Reproduce all entries word for word.

** Start of Data section **

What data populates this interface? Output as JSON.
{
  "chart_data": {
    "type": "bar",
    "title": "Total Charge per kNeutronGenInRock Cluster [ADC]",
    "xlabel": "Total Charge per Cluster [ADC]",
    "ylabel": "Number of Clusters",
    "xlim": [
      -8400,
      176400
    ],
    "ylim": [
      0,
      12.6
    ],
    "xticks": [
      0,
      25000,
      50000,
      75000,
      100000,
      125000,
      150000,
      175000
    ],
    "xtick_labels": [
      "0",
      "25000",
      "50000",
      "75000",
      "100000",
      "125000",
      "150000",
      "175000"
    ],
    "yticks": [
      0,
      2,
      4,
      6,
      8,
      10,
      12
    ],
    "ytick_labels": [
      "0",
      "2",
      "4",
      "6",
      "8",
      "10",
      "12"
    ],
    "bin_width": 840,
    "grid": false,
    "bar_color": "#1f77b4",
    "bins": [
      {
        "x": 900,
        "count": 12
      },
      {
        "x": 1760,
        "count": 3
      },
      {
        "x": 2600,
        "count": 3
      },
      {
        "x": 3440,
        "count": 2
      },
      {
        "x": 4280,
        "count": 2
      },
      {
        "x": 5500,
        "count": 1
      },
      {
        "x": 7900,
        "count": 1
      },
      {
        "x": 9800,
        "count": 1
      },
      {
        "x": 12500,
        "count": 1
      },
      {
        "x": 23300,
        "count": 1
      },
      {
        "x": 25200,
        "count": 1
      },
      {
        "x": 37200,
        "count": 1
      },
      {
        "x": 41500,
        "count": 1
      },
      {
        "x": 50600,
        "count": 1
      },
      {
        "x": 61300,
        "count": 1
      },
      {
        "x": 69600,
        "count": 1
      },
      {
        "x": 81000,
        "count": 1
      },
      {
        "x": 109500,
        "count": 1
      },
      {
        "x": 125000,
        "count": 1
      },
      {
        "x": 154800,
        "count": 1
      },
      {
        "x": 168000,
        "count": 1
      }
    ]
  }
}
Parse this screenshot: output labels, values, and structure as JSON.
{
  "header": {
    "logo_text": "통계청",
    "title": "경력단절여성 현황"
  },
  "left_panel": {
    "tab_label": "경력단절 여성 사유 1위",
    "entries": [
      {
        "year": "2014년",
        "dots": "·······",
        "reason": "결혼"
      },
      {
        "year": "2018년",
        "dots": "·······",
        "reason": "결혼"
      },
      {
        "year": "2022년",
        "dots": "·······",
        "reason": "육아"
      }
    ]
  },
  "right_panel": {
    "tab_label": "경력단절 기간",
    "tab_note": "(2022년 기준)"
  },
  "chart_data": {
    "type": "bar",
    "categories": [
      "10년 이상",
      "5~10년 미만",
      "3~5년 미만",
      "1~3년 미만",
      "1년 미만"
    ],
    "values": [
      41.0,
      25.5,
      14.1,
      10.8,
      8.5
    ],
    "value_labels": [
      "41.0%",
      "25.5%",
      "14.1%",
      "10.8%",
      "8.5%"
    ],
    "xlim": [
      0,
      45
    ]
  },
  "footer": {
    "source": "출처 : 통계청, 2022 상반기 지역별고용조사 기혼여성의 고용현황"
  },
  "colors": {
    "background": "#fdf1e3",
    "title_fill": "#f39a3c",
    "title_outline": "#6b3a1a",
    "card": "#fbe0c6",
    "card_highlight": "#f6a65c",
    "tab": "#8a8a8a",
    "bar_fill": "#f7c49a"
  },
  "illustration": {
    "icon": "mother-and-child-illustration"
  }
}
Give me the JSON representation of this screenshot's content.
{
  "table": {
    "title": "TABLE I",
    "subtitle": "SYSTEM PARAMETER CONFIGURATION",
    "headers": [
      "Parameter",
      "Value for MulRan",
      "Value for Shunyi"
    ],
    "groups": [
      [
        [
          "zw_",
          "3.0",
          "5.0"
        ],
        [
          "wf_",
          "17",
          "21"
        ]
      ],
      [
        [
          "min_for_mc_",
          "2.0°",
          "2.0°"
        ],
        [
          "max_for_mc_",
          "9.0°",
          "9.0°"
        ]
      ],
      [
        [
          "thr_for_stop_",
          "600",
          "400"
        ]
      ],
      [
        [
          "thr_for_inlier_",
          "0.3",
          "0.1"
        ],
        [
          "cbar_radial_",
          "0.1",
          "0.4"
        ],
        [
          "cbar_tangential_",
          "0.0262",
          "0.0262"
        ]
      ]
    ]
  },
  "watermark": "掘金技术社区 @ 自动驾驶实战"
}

** End of Data section **

→ Answer to the problem
What data populates this interface? Output as JSON.
{
  "chart_data": {
    "type": "bar",
    "title": "Total Charge per kNeutronGenInRock Cluster [ADC]",
    "xlabel": "Total Charge per Cluster [ADC]",
    "ylabel": "Number of Clusters",
    "xlim": [
      -8400,
      176400
    ],
    "ylim": [
      0,
      12.6
    ],
    "xticks": [
      0,
      25000,
      50000,
      75000,
      100000,
      125000,
      150000,
      175000
    ],
    "xtick_labels": [
      "0",
      "25000",
      "50000",
      "75000",
      "100000",
      "125000",
      "150000",
      "175000"
    ],
    "yticks": [
      0,
      2,
      4,
      6,
      8,
      10,
      12
    ],
    "ytick_labels": [
      "0",
      "2",
      "4",
      "6",
      "8",
      "10",
      "12"
    ],
    "bin_width": 840,
    "grid": false,
    "bar_color": "#1f77b4",
    "bins": [
      {
        "x": 900,
        "count": 12
      },
      {
        "x": 1760,
        "count": 3
      },
      {
        "x": 2600,
        "count": 3
      },
      {
        "x": 3440,
        "count": 2
      },
      {
        "x": 4280,
        "count": 2
      },
      {
        "x": 5500,
        "count": 1
      },
      {
        "x": 7900,
        "count": 1
      },
      {
        "x": 9800,
        "count": 1
      },
      {
        "x": 12500,
        "count": 1
      },
      {
        "x": 23300,
        "count": 1
      },
      {
        "x": 25200,
        "count": 1
      },
      {
        "x": 37200,
        "count": 1
      },
      {
        "x": 41500,
        "count": 1
      },
      {
        "x": 50600,
        "count": 1
      },
      {
        "x": 61300,
        "count": 1
      },
      {
        "x": 69600,
        "count": 1
      },
      {
        "x": 81000,
        "count": 1
      },
      {
        "x": 109500,
        "count": 1
      },
      {
        "x": 125000,
        "count": 1
      },
      {
        "x": 154800,
        "count": 1
      },
      {
        "x": 168000,
        "count": 1
      }
    ]
  }
}
Parse this screenshot: output labels, values, and structure as JSON.
{
  "header": {
    "logo_text": "통계청",
    "title": "경력단절여성 현황"
  },
  "left_panel": {
    "tab_label": "경력단절 여성 사유 1위",
    "entries": [
      {
        "year": "2014년",
        "dots": "·······",
        "reason": "결혼"
      },
      {
        "year": "2018년",
        "dots": "·······",
        "reason": "결혼"
      },
      {
        "year": "2022년",
        "dots": "·······",
        "reason": "육아"
      }
    ]
  },
  "right_panel": {
    "tab_label": "경력단절 기간",
    "tab_note": "(2022년 기준)"
  },
  "chart_data": {
    "type": "bar",
    "categories": [
      "10년 이상",
      "5~10년 미만",
      "3~5년 미만",
      "1~3년 미만",
      "1년 미만"
    ],
    "values": [
      41.0,
      25.5,
      14.1,
      10.8,
      8.5
    ],
    "value_labels": [
      "41.0%",
      "25.5%",
      "14.1%",
      "10.8%",
      "8.5%"
    ],
    "xlim": [
      0,
      45
    ]
  },
  "footer": {
    "source": "출처 : 통계청, 2022 상반기 지역별고용조사 기혼여성의 고용현황"
  },
  "colors": {
    "background": "#fdf1e3",
    "title_fill": "#f39a3c",
    "title_outline": "#6b3a1a",
    "card": "#fbe0c6",
    "card_highlight": "#f6a65c",
    "tab": "#8a8a8a",
    "bar_fill": "#f7c49a"
  },
  "illustration": {
    "icon": "mother-and-child-illustration"
  }
}
Give me the JSON representation of this screenshot's content.
{
  "table": {
    "title": "TABLE I",
    "subtitle": "SYSTEM PARAMETER CONFIGURATION",
    "headers": [
      "Parameter",
      "Value for MulRan",
      "Value for Shunyi"
    ],
    "groups": [
      [
        [
          "zw_",
          "3.0",
          "5.0"
        ],
        [
          "wf_",
          "17",
          "21"
        ]
      ],
      [
        [
          "min_for_mc_",
          "2.0°",
          "2.0°"
        ],
        [
          "max_for_mc_",
          "9.0°",
          "9.0°"
        ]
      ],
      [
        [
          "thr_for_stop_",
          "600",
          "400"
        ]
      ],
      [
        [
          "thr_for_inlier_",
          "0.3",
          "0.1"
        ],
        [
          "cbar_radial_",
          "0.1",
          "0.4"
        ],
        [
          "cbar_tangential_",
          "0.0262",
          "0.0262"
        ]
      ]
    ]
  },
  "watermark": "掘金技术社区 @ 自动驾驶实战"
}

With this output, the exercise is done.